Directions:
• a. Reproduce word for word the passage of the hidden Markov model post that runs from "According to the" to "going to see.".
• b. Pick up the hidden Markov model post after its final sentence and write the next part.

Source document:

Last time we talk about what is a Markov chain. However there is one big limitation:
A Markov chain implies that we can directly observe the state of the process. (e.g the number of people in the queue).
Many times we can only access an indirect representation or noisy measure of the state of the system. (e.g. we know the noisy GPS coordinates of a robot but we want to know it’s real position).

In this post we’re going to focus on the second point and see how to deal with HMMs. In fact HMM can be useful every time that we don’t have direct access to the system state. Let’s take some motivational examples first before we dig into the maths.
- Noisy coordinates of a subject’s position: we have access to the measured coordinates but we want to know the real position of the subject
- Hand-writing recognition: we have the images of characters and want to know the actual letters represented.
- Financial analysis: we have access to to the noisy variation of a stock price but we want to know if we should buy, sell, or hold.
- Remember the gym session example? You don’t know which type of session I am doing the only thing you can observe is the exercise I am doing but you want to know the type of session it corresponds to (cardio, strength, …)
- ….
Whatever we choose it always goes done to the same diagram that is know as a Trellis diagram. In fact understanding these diagrams is quite important as most of the properties we’re going to see can be inferred from it.
A Hidden Markov Model (HMM) is defined by
- a set of states \(S = s_1, s_2, …, s_m\)
- a probability distribution for the initial state \(\pi\)
- a transition model \(T(s,s’)\)
- an emission model \(\varepsilon(s,x)\)
- a set of observations \(X = x_1, x_2, … x_n\)
Note:
- Every \(z_k \in S\). It means that every \(z_k\) equals one of \(s_1, s_2, …, s_m\).
- \(X\) can take values in any domain \(\chi\) (e.g \(\chi = \mathbb{R}\) if all the \(x_k\) are real numbers).
- A the system is hidden we don’t know the initial state so we assume a probability distribution \(\pi\) for the initial state
If this is clear let’s start with the joint distribution:
\(\begin{align}
p(x_1, …, x_n, z_1, …, z_n) = p(x_1|z_1)p(z_1) \prod_{k=2}^n p(x_k|z_k) p(z_k|z_{k-1})
\end{align}
\)
According to the definition of the HMM we have all the information we need to compute this joint distribution:
- \(p(z_1)\) is given by the initial distribution \(\pi(s_i) = p(z_1 = s_i)\)
- \(p(z_k|z_{k-1})\) is given by the transition model \(T(s_i,s_j) = p(z_k=s_i|z_{k-1}=s_j)\)
- \(p(x_k|z_k)\) is given by the emission distribution \(\varepsilon_{s_i}(x) = p(x_k=x|z_k=s_i)\)
This factorisation of the joint distribution is the key to the Markov model. All the inference we can make are based on this factorisation as we’re going to see.

Information provided:

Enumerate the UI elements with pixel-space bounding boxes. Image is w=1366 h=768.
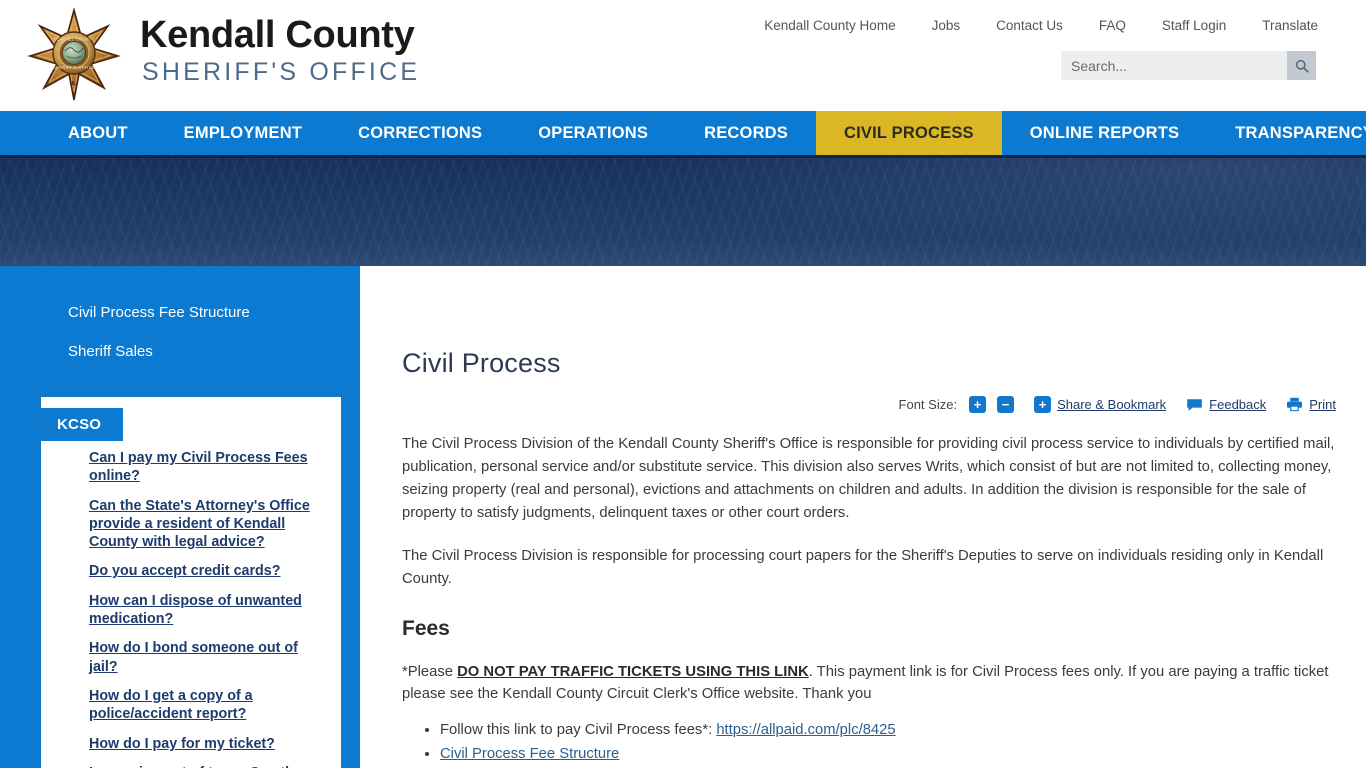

Solved tasks:
• a.
According to the definition of the HMM we have all the information we need to compute this joint distribution:
- \(p(z_1)\) is given by the initial distribution \(\pi(s_i) = p(z_1 = s_i)\)
- \(p(z_k|z_{k-1})\) is given by the transition model \(T(s_i,s_j) = p(z_k=s_i|z_{k-1}=s_j)\)
- \(p(x_k|z_k)\) is given by the emission distribution \(\varepsilon_{s_i}(x) = p(x_k=x|z_k=s_i)\)
This factorisation of the joint distribution is the key to the Markov model. All the inference we can make are based on this factorisation as we’re going to see.

• b.
The forward/backward algorithm
This is the main algorithm for performing inference on a Markov model. Remember that with a HMM we are interested in the real state of the system but unfortunately we cannot observe it. Instead we observe a variable \(x_k\) that depends from the state \(z_k\). The forward/backward algorithm gives us access to the hidden state given an observed sequence of events \(X\). It allows us to compute the probability of the state at step k given a sequence of events \(p(z_k|x1,…,x_n)\).

As its name says it contains 2 parts a forward part and a backward part:
- The forward part computes \(p(z_k,x_1, …, x_k)\)
- The backward part computes \(p(x_{k+1},…,x_n|z_k)\)
Finally we have to combine these parts together to get \(p(z_k|x1,…,x_n)\). The trick is to not that \(p(z_k|x_1,…,x_n)\) is actually proportional to \(p(z_k,x_1,…,x_n)\).
We can write it as:
\(\begin{align}
p(z_k|x_1,…,x_n) \propto p(z_k,x_1,…,x_n) & = p(x_{k+1},…,x_n|z_k,x_1,…,x_k)p(z_k,x_1,…,x_k) \\
& = p(x_{k+1},…,x_n|z_k)p(z_k,x_1,…,x_k)
\end{align}
\)
The first line is simply the Baye’s rule on conditional probabilities and the second line relies on the fact that \(x_{k+1},…,x_n\) depends only on \(z_k\).
That’s great because that’s exactly the 2 parts of the forward/backward algorithm. So let’s start with the forward algorithm.
Forward algorithm
The main idea with Markov model is to look for a recursion so that we can propagate the information in subsequent stages.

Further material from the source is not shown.